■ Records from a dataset
^^^^^^^^

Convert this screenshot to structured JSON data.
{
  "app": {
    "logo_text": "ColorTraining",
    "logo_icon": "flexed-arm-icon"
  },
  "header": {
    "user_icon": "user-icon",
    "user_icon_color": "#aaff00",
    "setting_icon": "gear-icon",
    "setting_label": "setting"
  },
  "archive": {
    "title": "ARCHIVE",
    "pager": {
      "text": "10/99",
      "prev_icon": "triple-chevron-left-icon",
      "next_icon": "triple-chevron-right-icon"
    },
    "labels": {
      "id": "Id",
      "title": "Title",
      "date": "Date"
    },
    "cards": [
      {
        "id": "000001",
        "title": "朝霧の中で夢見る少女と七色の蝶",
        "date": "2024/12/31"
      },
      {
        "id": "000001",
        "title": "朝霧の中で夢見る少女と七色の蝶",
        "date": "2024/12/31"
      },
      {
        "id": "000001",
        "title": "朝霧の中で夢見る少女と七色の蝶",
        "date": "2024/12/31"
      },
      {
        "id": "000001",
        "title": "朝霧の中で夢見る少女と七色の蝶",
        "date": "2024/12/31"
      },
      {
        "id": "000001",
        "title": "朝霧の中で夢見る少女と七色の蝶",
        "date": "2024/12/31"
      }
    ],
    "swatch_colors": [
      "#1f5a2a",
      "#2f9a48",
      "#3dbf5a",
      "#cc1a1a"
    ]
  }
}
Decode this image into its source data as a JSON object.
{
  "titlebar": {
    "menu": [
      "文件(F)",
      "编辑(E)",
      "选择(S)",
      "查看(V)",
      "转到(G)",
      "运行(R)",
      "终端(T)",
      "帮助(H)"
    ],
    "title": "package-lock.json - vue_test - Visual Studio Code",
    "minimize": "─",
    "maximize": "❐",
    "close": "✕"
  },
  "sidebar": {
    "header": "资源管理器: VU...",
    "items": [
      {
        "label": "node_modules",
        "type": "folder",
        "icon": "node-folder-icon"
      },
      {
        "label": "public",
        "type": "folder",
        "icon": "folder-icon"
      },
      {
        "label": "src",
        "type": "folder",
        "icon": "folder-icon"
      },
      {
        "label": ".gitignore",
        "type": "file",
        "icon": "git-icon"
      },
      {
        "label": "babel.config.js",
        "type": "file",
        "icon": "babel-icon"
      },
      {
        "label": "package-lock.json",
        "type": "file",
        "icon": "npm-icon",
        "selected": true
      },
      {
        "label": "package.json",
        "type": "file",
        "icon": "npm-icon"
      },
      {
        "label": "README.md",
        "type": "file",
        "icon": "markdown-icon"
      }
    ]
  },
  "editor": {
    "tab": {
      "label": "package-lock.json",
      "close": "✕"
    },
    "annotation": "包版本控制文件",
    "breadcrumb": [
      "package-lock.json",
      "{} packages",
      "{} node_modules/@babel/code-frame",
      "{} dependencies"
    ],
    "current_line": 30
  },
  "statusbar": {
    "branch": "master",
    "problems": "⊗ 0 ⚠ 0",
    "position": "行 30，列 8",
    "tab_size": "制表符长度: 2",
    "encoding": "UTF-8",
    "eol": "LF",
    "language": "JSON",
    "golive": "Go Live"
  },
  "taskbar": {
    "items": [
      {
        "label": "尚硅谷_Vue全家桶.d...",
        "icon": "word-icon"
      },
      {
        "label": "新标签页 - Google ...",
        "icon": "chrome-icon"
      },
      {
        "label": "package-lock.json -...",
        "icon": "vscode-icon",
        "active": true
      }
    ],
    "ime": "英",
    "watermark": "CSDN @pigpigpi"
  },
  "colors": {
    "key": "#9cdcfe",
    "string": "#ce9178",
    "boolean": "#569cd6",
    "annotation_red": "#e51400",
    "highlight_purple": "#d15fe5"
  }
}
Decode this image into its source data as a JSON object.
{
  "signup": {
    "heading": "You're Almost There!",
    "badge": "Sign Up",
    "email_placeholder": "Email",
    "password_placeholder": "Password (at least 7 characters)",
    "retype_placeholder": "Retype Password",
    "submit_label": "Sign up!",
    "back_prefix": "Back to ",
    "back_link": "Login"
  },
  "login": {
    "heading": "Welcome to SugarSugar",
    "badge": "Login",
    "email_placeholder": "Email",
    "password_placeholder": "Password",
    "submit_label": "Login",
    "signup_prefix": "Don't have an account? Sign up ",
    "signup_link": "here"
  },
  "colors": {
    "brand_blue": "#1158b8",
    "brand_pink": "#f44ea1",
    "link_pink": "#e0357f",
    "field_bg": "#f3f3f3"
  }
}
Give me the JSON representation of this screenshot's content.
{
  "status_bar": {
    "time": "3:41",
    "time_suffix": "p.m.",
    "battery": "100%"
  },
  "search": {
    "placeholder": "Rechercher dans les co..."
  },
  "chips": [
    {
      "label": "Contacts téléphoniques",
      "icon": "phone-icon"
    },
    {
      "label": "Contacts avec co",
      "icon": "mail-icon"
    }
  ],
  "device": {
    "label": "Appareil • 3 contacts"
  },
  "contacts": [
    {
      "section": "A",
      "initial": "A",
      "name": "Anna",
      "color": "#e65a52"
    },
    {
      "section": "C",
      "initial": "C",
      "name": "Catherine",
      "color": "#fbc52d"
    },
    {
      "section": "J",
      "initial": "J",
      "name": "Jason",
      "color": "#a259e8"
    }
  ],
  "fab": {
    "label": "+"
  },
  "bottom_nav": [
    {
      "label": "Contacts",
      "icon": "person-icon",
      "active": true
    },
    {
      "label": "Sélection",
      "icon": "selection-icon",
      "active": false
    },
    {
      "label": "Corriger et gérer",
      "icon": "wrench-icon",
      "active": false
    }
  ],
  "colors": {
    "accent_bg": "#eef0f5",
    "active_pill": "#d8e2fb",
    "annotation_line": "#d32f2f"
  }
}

^^^^^^^^

■ What the task asks
Give nothing but the count of lines in the listing above that hold the string "this".

■ Reply
4